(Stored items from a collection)
● ● ● ●

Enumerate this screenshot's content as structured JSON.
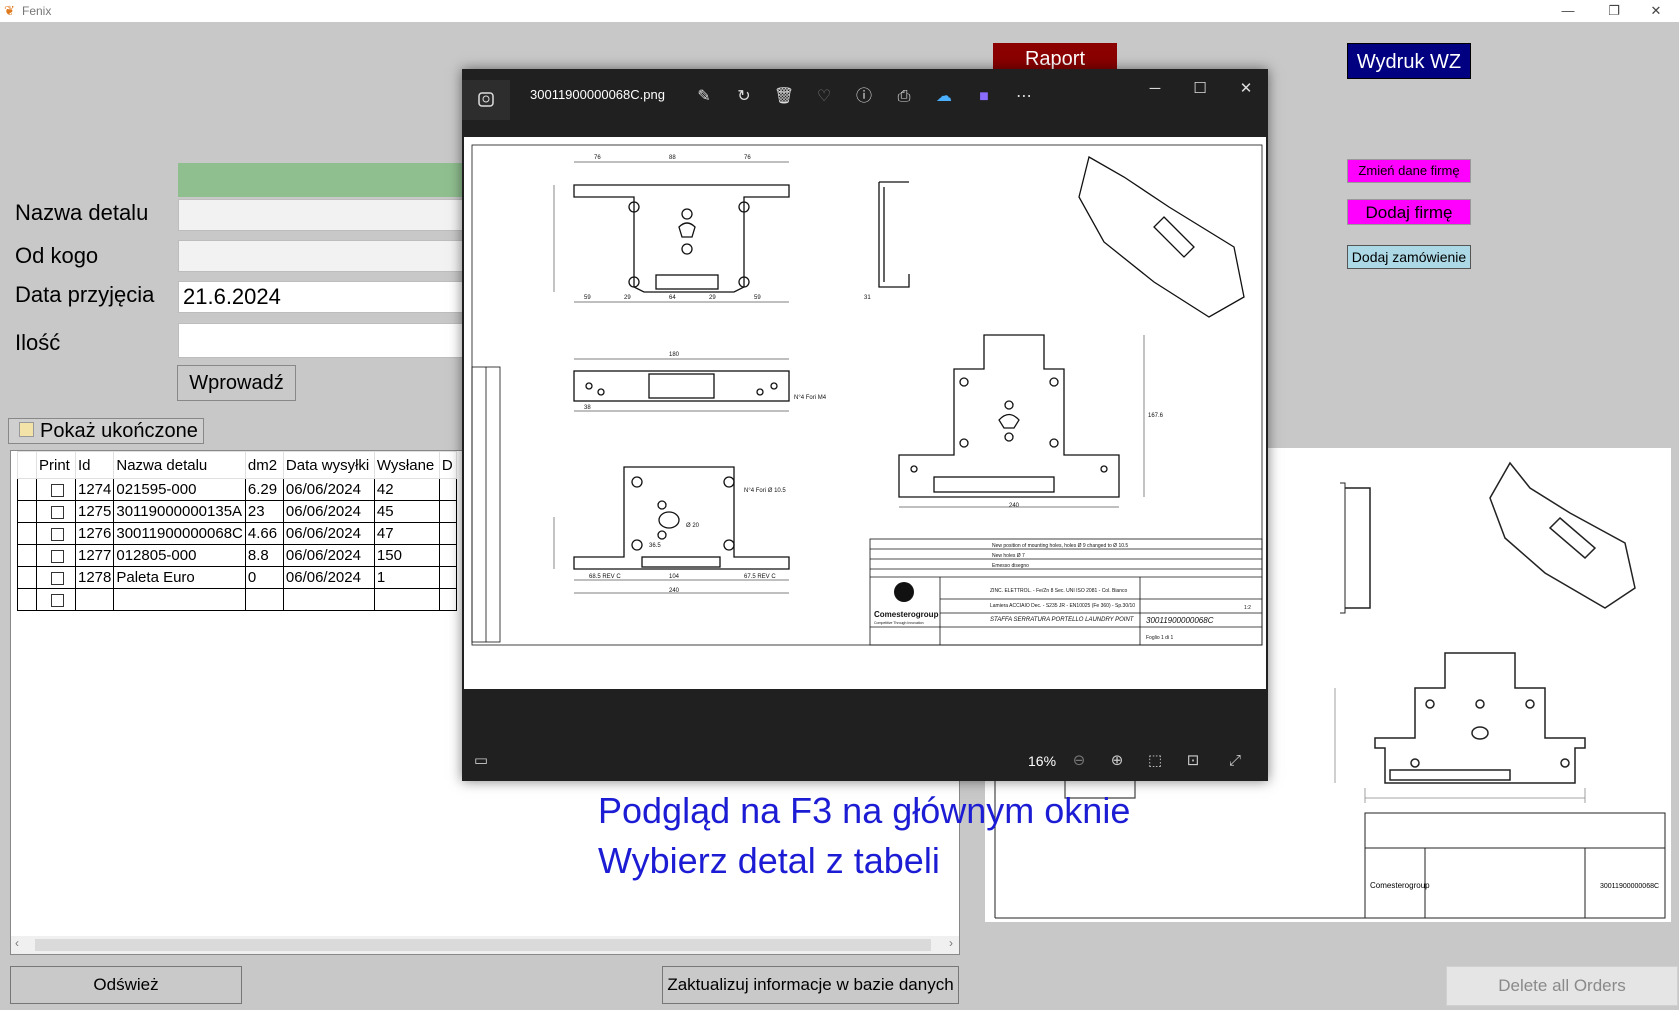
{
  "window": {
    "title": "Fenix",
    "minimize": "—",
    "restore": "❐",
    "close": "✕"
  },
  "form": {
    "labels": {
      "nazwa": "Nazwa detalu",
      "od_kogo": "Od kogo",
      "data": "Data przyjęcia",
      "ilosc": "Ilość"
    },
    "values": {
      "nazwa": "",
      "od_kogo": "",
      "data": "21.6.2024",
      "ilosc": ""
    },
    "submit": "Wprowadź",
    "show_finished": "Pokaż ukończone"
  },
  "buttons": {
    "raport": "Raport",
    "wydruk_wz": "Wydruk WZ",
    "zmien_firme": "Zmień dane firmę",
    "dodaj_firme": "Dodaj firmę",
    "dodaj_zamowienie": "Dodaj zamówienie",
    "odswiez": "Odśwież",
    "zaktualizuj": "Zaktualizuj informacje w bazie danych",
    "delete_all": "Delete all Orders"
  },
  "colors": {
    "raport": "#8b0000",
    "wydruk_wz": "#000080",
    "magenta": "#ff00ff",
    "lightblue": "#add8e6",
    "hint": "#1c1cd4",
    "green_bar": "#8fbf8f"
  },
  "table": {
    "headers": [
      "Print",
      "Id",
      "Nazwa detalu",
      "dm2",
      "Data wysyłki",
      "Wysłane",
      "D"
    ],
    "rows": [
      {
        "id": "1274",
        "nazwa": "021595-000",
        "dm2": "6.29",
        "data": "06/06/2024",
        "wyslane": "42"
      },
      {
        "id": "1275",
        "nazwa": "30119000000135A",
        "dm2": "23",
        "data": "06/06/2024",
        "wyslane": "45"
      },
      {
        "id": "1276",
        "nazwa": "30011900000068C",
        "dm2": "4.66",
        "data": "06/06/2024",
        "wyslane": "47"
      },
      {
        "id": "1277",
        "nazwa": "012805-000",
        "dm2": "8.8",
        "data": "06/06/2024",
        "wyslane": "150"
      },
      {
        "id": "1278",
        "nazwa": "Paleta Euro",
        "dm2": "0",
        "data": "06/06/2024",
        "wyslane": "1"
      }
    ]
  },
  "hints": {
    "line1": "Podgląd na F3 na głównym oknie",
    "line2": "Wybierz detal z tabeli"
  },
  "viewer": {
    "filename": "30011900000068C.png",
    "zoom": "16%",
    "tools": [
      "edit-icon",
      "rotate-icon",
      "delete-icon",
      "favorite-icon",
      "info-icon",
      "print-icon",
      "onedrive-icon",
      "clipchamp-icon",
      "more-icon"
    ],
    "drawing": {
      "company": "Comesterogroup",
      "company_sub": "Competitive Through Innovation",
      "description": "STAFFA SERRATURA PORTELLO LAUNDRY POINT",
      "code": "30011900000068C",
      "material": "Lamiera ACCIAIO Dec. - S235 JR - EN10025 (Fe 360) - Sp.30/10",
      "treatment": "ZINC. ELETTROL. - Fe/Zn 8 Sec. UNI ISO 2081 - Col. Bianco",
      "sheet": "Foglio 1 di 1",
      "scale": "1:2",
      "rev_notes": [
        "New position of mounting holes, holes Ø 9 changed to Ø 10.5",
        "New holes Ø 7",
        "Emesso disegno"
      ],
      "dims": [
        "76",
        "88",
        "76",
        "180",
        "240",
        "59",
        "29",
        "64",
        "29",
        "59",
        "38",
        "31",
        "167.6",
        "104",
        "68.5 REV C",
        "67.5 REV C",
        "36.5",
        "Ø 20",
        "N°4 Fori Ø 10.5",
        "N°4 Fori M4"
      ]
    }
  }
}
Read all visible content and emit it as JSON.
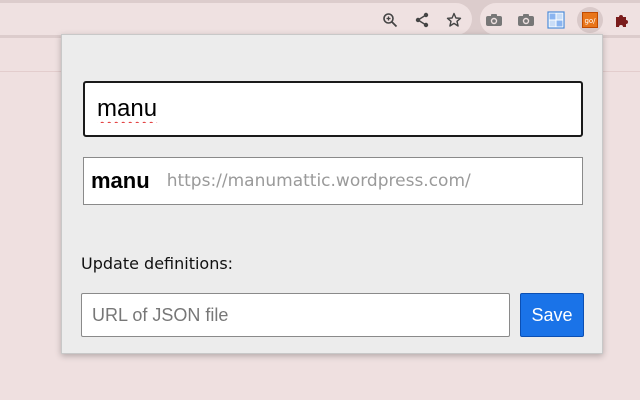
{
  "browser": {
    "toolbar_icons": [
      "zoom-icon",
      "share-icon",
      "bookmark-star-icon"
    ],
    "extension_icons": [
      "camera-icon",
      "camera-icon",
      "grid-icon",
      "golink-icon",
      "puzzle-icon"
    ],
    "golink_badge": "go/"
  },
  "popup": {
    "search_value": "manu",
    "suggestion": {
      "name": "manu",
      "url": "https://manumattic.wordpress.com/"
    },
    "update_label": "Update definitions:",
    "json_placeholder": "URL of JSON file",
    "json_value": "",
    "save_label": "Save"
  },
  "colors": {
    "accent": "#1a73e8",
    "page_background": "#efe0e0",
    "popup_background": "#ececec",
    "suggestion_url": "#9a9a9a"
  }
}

● ● ● ●

#### Task statement
Retype the data above exactly; pictures are not part of the copy.

#### Written response
Enumerate this screenshot's content as structured JSON.
{
  "window": {
    "title": "Fenix",
    "minimize": "—",
    "restore": "❐",
    "close": "✕"
  },
  "form": {
    "labels": {
      "nazwa": "Nazwa detalu",
      "od_kogo": "Od kogo",
      "data": "Data przyjęcia",
      "ilosc": "Ilość"
    },
    "values": {
      "nazwa": "",
      "od_kogo": "",
      "data": "21.6.2024",
      "ilosc": ""
    },
    "submit": "Wprowadź",
    "show_finished": "Pokaż ukończone"
  },
  "buttons": {
    "raport": "Raport",
    "wydruk_wz": "Wydruk WZ",
    "zmien_firme": "Zmień dane firmę",
    "dodaj_firme": "Dodaj firmę",
    "dodaj_zamowienie": "Dodaj zamówienie",
    "odswiez": "Odśwież",
    "zaktualizuj": "Zaktualizuj informacje w bazie danych",
    "delete_all": "Delete all Orders"
  },
  "colors": {
    "raport": "#8b0000",
    "wydruk_wz": "#000080",
    "magenta": "#ff00ff",
    "lightblue": "#add8e6",
    "hint": "#1c1cd4",
    "green_bar": "#8fbf8f"
  },
  "table": {
    "headers": [
      "Print",
      "Id",
      "Nazwa detalu",
      "dm2",
      "Data wysyłki",
      "Wysłane",
      "D"
    ],
    "rows": [
      {
        "id": "1274",
        "nazwa": "021595-000",
        "dm2": "6.29",
        "data": "06/06/2024",
        "wyslane": "42"
      },
      {
        "id": "1275",
        "nazwa": "30119000000135A",
        "dm2": "23",
        "data": "06/06/2024",
        "wyslane": "45"
      },
      {
        "id": "1276",
        "nazwa": "30011900000068C",
        "dm2": "4.66",
        "data": "06/06/2024",
        "wyslane": "47"
      },
      {
        "id": "1277",
        "nazwa": "012805-000",
        "dm2": "8.8",
        "data": "06/06/2024",
        "wyslane": "150"
      },
      {
        "id": "1278",
        "nazwa": "Paleta Euro",
        "dm2": "0",
        "data": "06/06/2024",
        "wyslane": "1"
      }
    ]
  },
  "hints": {
    "line1": "Podgląd na F3 na głównym oknie",
    "line2": "Wybierz detal z tabeli"
  },
  "viewer": {
    "filename": "30011900000068C.png",
    "zoom": "16%",
    "tools": [
      "edit-icon",
      "rotate-icon",
      "delete-icon",
      "favorite-icon",
      "info-icon",
      "print-icon",
      "onedrive-icon",
      "clipchamp-icon",
      "more-icon"
    ],
    "drawing": {
      "company": "Comesterogroup",
      "company_sub": "Competitive Through Innovation",
      "description": "STAFFA SERRATURA PORTELLO LAUNDRY POINT",
      "code": "30011900000068C",
      "material": "Lamiera ACCIAIO Dec. - S235 JR - EN10025 (Fe 360) - Sp.30/10",
      "treatment": "ZINC. ELETTROL. - Fe/Zn 8 Sec. UNI ISO 2081 - Col. Bianco",
      "sheet": "Foglio 1 di 1",
      "scale": "1:2",
      "rev_notes": [
        "New position of mounting holes, holes Ø 9 changed to Ø 10.5",
        "New holes Ø 7",
        "Emesso disegno"
      ],
      "dims": [
        "76",
        "88",
        "76",
        "180",
        "240",
        "59",
        "29",
        "64",
        "29",
        "59",
        "38",
        "31",
        "167.6",
        "104",
        "68.5 REV C",
        "67.5 REV C",
        "36.5",
        "Ø 20",
        "N°4 Fori Ø 10.5",
        "N°4 Fori M4"
      ]
    }
  }
}
Read all visible content and emit it as JSON.
{
  "browser": {
    "toolbar_icons": [
      "zoom-icon",
      "share-icon",
      "bookmark-star-icon"
    ],
    "extension_icons": [
      "camera-icon",
      "camera-icon",
      "grid-icon",
      "golink-icon",
      "puzzle-icon"
    ],
    "golink_badge": "go/"
  },
  "popup": {
    "search_value": "manu",
    "suggestion": {
      "name": "manu",
      "url": "https://manumattic.wordpress.com/"
    },
    "update_label": "Update definitions:",
    "json_placeholder": "URL of JSON file",
    "json_value": "",
    "save_label": "Save"
  },
  "colors": {
    "accent": "#1a73e8",
    "page_background": "#efe0e0",
    "popup_background": "#ececec",
    "suggestion_url": "#9a9a9a"
  }
}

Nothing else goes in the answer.